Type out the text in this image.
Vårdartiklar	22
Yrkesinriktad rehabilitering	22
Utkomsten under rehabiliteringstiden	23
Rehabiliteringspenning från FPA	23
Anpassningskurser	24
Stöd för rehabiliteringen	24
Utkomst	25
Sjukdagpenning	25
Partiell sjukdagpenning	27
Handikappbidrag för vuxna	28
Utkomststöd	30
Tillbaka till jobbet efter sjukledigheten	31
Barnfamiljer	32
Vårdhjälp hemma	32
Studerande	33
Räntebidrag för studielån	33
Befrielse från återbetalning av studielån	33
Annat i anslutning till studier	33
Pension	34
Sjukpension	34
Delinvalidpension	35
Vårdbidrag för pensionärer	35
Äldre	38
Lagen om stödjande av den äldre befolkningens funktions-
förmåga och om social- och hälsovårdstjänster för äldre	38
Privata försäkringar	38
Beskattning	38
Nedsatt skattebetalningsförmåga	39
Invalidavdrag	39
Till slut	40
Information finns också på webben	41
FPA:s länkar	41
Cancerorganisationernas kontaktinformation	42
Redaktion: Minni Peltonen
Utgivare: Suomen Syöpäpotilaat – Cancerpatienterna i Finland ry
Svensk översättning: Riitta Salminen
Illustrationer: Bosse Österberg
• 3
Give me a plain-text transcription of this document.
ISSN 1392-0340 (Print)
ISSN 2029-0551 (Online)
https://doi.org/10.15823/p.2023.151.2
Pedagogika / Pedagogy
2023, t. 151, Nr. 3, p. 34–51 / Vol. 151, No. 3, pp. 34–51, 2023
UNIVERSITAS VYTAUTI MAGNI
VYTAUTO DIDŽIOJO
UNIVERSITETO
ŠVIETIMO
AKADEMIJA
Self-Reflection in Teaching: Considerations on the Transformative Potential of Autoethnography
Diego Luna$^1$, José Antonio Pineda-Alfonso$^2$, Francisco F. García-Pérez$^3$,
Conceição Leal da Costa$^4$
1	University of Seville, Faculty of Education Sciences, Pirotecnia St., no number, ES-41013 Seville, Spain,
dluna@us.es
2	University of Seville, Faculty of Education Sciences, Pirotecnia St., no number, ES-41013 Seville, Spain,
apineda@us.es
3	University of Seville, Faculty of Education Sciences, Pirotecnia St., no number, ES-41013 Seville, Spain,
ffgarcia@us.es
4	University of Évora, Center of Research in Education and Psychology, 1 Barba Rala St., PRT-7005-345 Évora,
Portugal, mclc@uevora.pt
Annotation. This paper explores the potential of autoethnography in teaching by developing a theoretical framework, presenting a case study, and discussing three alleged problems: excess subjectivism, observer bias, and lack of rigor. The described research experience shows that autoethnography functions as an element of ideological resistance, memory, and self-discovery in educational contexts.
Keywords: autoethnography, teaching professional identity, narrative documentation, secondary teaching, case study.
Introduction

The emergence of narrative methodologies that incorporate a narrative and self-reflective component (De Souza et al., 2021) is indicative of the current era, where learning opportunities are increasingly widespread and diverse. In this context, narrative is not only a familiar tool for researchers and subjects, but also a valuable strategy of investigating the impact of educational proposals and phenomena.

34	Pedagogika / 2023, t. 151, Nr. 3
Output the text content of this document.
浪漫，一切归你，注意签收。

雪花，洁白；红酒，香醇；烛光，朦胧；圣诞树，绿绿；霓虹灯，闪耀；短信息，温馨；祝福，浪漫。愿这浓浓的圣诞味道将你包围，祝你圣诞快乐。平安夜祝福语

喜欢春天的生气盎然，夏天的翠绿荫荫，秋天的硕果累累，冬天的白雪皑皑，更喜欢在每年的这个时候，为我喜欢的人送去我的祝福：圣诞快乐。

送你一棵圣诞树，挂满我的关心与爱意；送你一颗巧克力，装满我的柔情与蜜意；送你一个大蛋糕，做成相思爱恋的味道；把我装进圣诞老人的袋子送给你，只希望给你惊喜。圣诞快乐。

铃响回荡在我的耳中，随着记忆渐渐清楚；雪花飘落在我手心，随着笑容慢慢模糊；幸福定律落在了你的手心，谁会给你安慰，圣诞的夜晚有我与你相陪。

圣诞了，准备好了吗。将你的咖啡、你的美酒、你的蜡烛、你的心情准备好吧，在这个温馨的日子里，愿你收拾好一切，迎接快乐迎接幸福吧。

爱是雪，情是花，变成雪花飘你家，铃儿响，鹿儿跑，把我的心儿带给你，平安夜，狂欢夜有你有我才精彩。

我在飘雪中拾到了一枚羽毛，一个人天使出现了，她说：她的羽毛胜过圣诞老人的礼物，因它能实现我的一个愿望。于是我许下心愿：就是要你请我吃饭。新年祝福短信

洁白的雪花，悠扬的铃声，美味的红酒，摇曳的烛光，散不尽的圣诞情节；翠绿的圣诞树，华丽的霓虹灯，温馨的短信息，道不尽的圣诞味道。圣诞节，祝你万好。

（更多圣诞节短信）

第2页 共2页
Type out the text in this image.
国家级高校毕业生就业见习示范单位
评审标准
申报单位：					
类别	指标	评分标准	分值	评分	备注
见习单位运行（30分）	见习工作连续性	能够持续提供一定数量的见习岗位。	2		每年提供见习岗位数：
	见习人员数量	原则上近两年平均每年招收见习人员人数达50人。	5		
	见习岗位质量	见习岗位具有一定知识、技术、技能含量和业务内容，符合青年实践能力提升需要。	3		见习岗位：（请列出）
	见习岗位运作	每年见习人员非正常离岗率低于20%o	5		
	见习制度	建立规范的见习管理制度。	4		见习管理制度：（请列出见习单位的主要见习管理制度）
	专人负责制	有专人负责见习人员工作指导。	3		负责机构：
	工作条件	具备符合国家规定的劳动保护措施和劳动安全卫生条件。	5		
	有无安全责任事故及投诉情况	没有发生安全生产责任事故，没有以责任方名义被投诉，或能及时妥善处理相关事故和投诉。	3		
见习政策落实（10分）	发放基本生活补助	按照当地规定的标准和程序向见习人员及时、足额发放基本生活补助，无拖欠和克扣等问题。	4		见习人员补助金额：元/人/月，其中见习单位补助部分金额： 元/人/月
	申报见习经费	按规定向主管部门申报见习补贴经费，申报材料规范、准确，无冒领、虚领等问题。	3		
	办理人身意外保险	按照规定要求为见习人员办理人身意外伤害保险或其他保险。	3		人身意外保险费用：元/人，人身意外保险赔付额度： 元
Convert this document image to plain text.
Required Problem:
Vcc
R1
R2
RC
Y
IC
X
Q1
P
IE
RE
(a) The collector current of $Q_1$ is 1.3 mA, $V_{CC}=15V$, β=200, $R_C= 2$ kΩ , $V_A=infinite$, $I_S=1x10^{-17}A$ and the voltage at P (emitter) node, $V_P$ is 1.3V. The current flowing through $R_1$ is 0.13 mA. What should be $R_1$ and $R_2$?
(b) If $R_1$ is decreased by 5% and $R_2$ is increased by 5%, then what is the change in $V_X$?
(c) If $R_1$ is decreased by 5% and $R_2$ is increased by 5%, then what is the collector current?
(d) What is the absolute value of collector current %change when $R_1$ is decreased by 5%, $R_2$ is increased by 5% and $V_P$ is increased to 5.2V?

========================================

#### [Brief]
In the records above, locate the lines holding the word "University". Copy each of them.

#### [Output]
1	University of Seville, Faculty of Education Sciences, Pirotecnia St., no number, ES-41013 Seville, Spain,
2	University of Seville, Faculty of Education Sciences, Pirotecnia St., no number, ES-41013 Seville, Spain,
3	University of Seville, Faculty of Education Sciences, Pirotecnia St., no number, ES-41013 Seville, Spain,
4	University of Évora, Center of Research in Education and Psychology, 1 Barba Rala St., PRT-7005-345 Évora,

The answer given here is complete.